** START OF DATA ENTRIES **
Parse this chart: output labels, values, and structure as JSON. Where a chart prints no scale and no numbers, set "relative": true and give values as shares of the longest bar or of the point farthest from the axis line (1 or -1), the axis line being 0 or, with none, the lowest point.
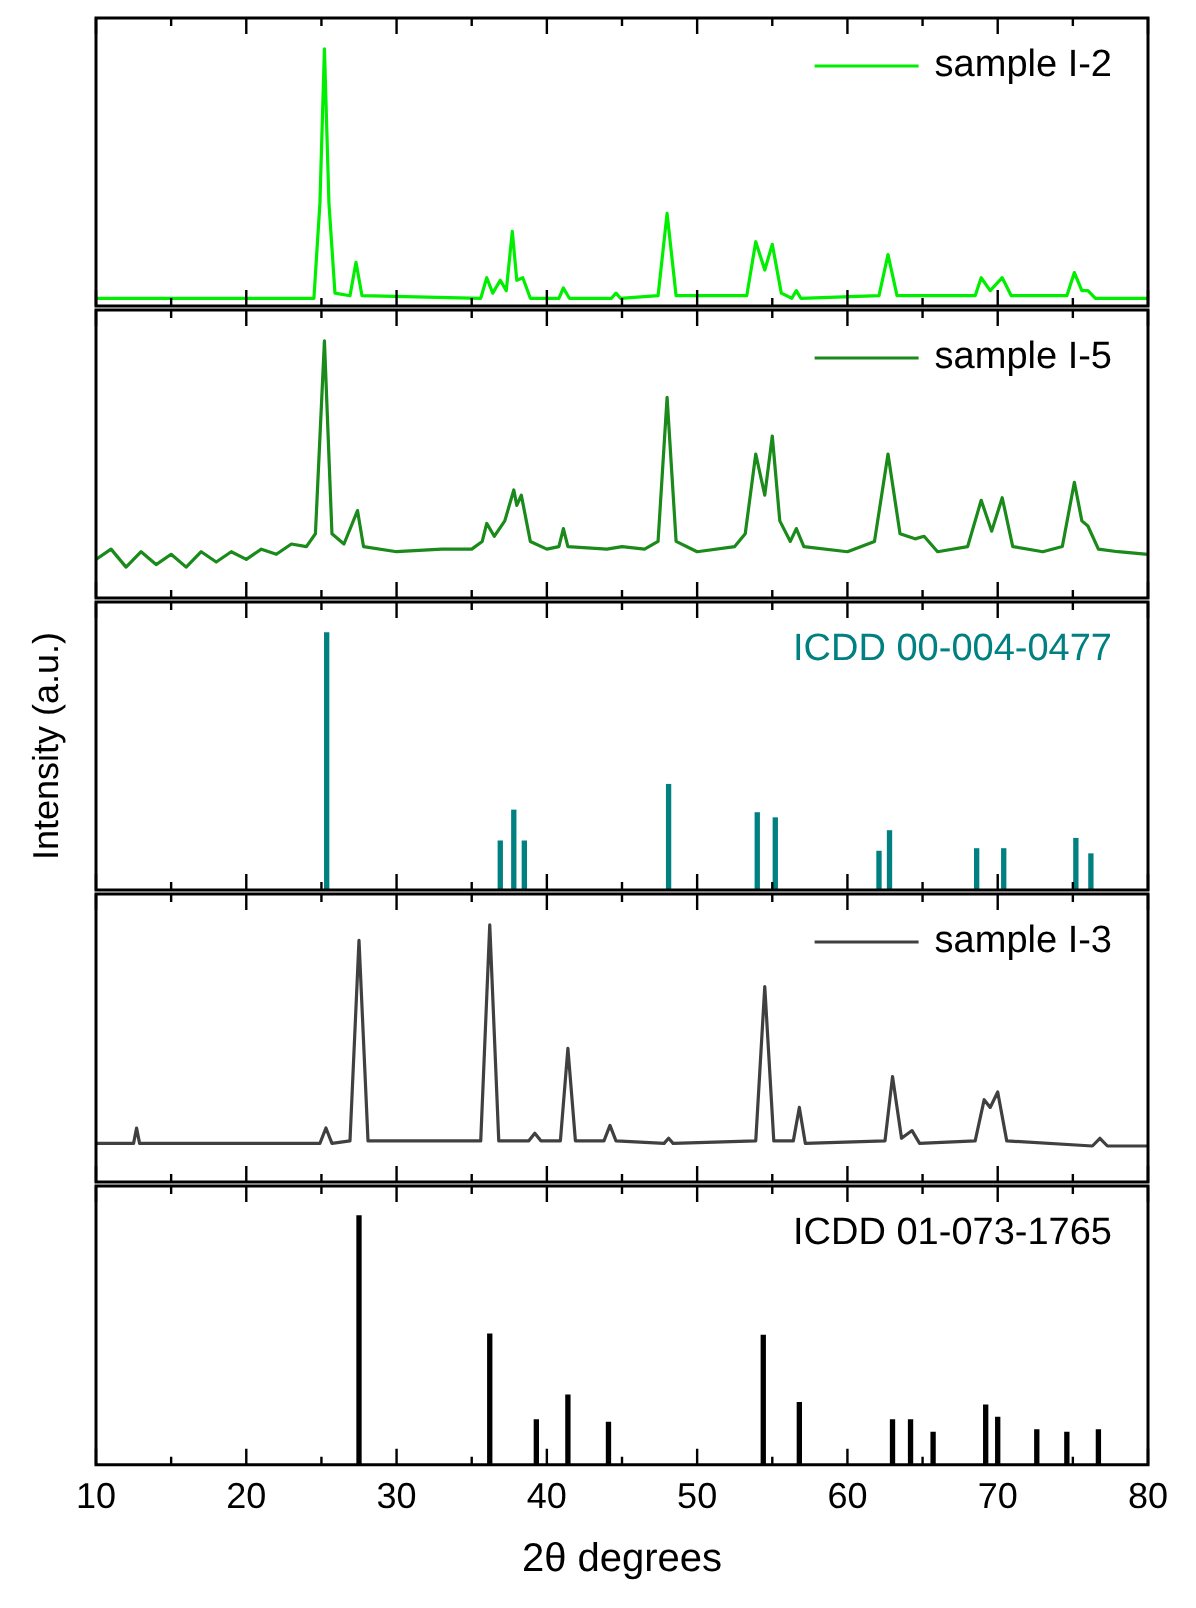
{
  "chart_data": [
    {
      "type": "line",
      "relative": true,
      "xlim": [
        10,
        80
      ],
      "xticks": [
        10,
        {
          "value": 15,
          "label": null
        },
        20,
        {
          "value": 25,
          "label": null
        },
        30,
        {
          "value": 35,
          "label": null
        },
        40,
        {
          "value": 45,
          "label": null
        },
        50,
        {
          "value": 55,
          "label": null
        },
        60,
        {
          "value": 65,
          "label": null
        },
        70,
        {
          "value": 75,
          "label": null
        },
        80
      ],
      "tick_labels": false,
      "legend": "top right",
      "x": [
        10,
        24.5,
        24.9,
        25.2,
        25.5,
        25.9,
        26.9,
        27.3,
        27.7,
        35.6,
        36.0,
        36.4,
        36.9,
        37.3,
        37.7,
        38.0,
        38.4,
        38.9,
        40.8,
        41.1,
        41.5,
        44.3,
        44.6,
        44.9,
        47.4,
        48.0,
        48.6,
        53.3,
        53.9,
        54.5,
        55.0,
        55.6,
        56.3,
        56.6,
        56.9,
        62.1,
        62.7,
        63.3,
        68.5,
        68.9,
        69.5,
        70.3,
        70.9,
        74.6,
        75.1,
        75.6,
        76.0,
        76.5,
        80
      ],
      "series": [
        {
          "name": "sample I-2",
          "color": "#00ee00",
          "values": [
            0.03,
            0.03,
            0.4,
            1.0,
            0.4,
            0.05,
            0.04,
            0.17,
            0.04,
            0.03,
            0.11,
            0.05,
            0.1,
            0.06,
            0.29,
            0.1,
            0.11,
            0.03,
            0.03,
            0.07,
            0.03,
            0.03,
            0.05,
            0.03,
            0.04,
            0.36,
            0.04,
            0.04,
            0.25,
            0.14,
            0.24,
            0.05,
            0.03,
            0.06,
            0.03,
            0.04,
            0.2,
            0.04,
            0.04,
            0.11,
            0.06,
            0.11,
            0.04,
            0.04,
            0.13,
            0.06,
            0.06,
            0.03,
            0.03
          ]
        }
      ]
    },
    {
      "type": "line",
      "relative": true,
      "xlim": [
        10,
        80
      ],
      "xticks": [
        10,
        {
          "value": 15,
          "label": null
        },
        20,
        {
          "value": 25,
          "label": null
        },
        30,
        {
          "value": 35,
          "label": null
        },
        40,
        {
          "value": 45,
          "label": null
        },
        50,
        {
          "value": 55,
          "label": null
        },
        60,
        {
          "value": 65,
          "label": null
        },
        70,
        {
          "value": 75,
          "label": null
        },
        80
      ],
      "tick_labels": false,
      "legend": "top right",
      "x": [
        10,
        11,
        12,
        13,
        14,
        15,
        16,
        17,
        18,
        19,
        20,
        21,
        22,
        23,
        24,
        24.6,
        25.2,
        25.7,
        26.5,
        27.4,
        27.8,
        30,
        33,
        35,
        35.7,
        36.0,
        36.5,
        37.2,
        37.8,
        38.0,
        38.3,
        38.9,
        40.0,
        40.8,
        41.1,
        41.4,
        44,
        45,
        46.5,
        47.4,
        48.0,
        48.6,
        50,
        52.5,
        53.2,
        53.9,
        54.5,
        55.0,
        55.5,
        56.2,
        56.6,
        57.1,
        60,
        61.8,
        62.7,
        63.5,
        64.5,
        65.1,
        66,
        68.0,
        68.9,
        69.6,
        70.3,
        71.0,
        73,
        74.3,
        75.1,
        75.6,
        76.0,
        76.7,
        78,
        80
      ],
      "series": [
        {
          "name": "sample I-5",
          "color": "#1a8a1a",
          "values": [
            0.15,
            0.19,
            0.12,
            0.18,
            0.13,
            0.17,
            0.12,
            0.18,
            0.14,
            0.18,
            0.15,
            0.19,
            0.17,
            0.21,
            0.2,
            0.25,
            1.0,
            0.25,
            0.21,
            0.34,
            0.2,
            0.18,
            0.19,
            0.19,
            0.22,
            0.29,
            0.24,
            0.3,
            0.42,
            0.36,
            0.4,
            0.22,
            0.19,
            0.2,
            0.27,
            0.2,
            0.19,
            0.2,
            0.19,
            0.22,
            0.78,
            0.22,
            0.18,
            0.2,
            0.25,
            0.56,
            0.4,
            0.63,
            0.3,
            0.22,
            0.27,
            0.2,
            0.18,
            0.22,
            0.56,
            0.25,
            0.23,
            0.24,
            0.18,
            0.2,
            0.38,
            0.26,
            0.39,
            0.2,
            0.18,
            0.2,
            0.45,
            0.3,
            0.28,
            0.19,
            0.18,
            0.17
          ]
        }
      ]
    },
    {
      "type": "bar",
      "relative": true,
      "ylabel": "Intensity (a.u.)",
      "xlim": [
        10,
        80
      ],
      "xticks": [
        10,
        {
          "value": 15,
          "label": null
        },
        20,
        {
          "value": 25,
          "label": null
        },
        30,
        {
          "value": 35,
          "label": null
        },
        40,
        {
          "value": 45,
          "label": null
        },
        50,
        {
          "value": 55,
          "label": null
        },
        60,
        {
          "value": 65,
          "label": null
        },
        70,
        {
          "value": 75,
          "label": null
        },
        80
      ],
      "tick_labels": false,
      "x": [
        25.35,
        36.9,
        37.8,
        38.5,
        48.1,
        54.0,
        55.2,
        62.1,
        62.8,
        68.6,
        70.4,
        75.2,
        76.2
      ],
      "series": [
        {
          "name": "ICDD 00-004-0477",
          "color": "#008080",
          "values": [
            1.0,
            0.19,
            0.31,
            0.19,
            0.41,
            0.3,
            0.28,
            0.15,
            0.23,
            0.16,
            0.16,
            0.2,
            0.14
          ]
        }
      ]
    },
    {
      "type": "line",
      "relative": true,
      "xlim": [
        10,
        80
      ],
      "xticks": [
        10,
        {
          "value": 15,
          "label": null
        },
        20,
        {
          "value": 25,
          "label": null
        },
        30,
        {
          "value": 35,
          "label": null
        },
        40,
        {
          "value": 45,
          "label": null
        },
        50,
        {
          "value": 55,
          "label": null
        },
        60,
        {
          "value": 65,
          "label": null
        },
        70,
        {
          "value": 75,
          "label": null
        },
        80
      ],
      "tick_labels": false,
      "legend": "top right",
      "x": [
        10,
        12.5,
        12.7,
        12.9,
        20,
        24.9,
        25.3,
        25.7,
        26.9,
        27.5,
        28.1,
        35.6,
        36.2,
        36.8,
        38.8,
        39.2,
        39.6,
        40.9,
        41.4,
        41.9,
        43.8,
        44.2,
        44.6,
        47.8,
        48.1,
        48.4,
        53.9,
        54.5,
        55.1,
        56.4,
        56.8,
        57.2,
        62.5,
        63.0,
        63.6,
        64.3,
        64.8,
        68.5,
        69.1,
        69.5,
        70.0,
        70.6,
        76.3,
        76.8,
        77.3,
        80
      ],
      "series": [
        {
          "name": "sample I-3",
          "color": "#404040",
          "values": [
            0.15,
            0.15,
            0.21,
            0.15,
            0.15,
            0.15,
            0.21,
            0.15,
            0.16,
            0.94,
            0.16,
            0.16,
            1.0,
            0.16,
            0.16,
            0.19,
            0.16,
            0.16,
            0.52,
            0.16,
            0.16,
            0.22,
            0.16,
            0.15,
            0.17,
            0.15,
            0.16,
            0.76,
            0.16,
            0.16,
            0.29,
            0.15,
            0.16,
            0.41,
            0.17,
            0.2,
            0.15,
            0.16,
            0.32,
            0.29,
            0.35,
            0.16,
            0.14,
            0.17,
            0.14,
            0.14
          ]
        }
      ]
    },
    {
      "type": "bar",
      "relative": true,
      "xlabel": "2θ degrees",
      "xlim": [
        10,
        80
      ],
      "xticks": [
        10,
        {
          "value": 15,
          "label": null
        },
        20,
        {
          "value": 25,
          "label": null
        },
        30,
        {
          "value": 35,
          "label": null
        },
        40,
        {
          "value": 45,
          "label": null
        },
        50,
        {
          "value": 55,
          "label": null
        },
        60,
        {
          "value": 65,
          "label": null
        },
        70,
        {
          "value": 75,
          "label": null
        },
        80
      ],
      "tick_labels": "x",
      "x": [
        27.5,
        36.2,
        39.3,
        41.4,
        44.1,
        54.4,
        56.8,
        63.0,
        64.2,
        65.7,
        69.2,
        70.0,
        72.6,
        74.6,
        76.7
      ],
      "series": [
        {
          "name": "ICDD 01-073-1765",
          "color": "#000000",
          "values": [
            1.0,
            0.525,
            0.18,
            0.28,
            0.17,
            0.52,
            0.25,
            0.18,
            0.18,
            0.13,
            0.24,
            0.19,
            0.14,
            0.13,
            0.14
          ]
        }
      ]
    }
  ]
}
** END OF DATA ENTRIES **
▶ TASK REQUIREMENTS
Extract from the material all lines containing the string "ICDD".

▶ EXERCISE RESULT
          "name": "ICDD 00-004-0477",
          "name": "ICDD 01-073-1765",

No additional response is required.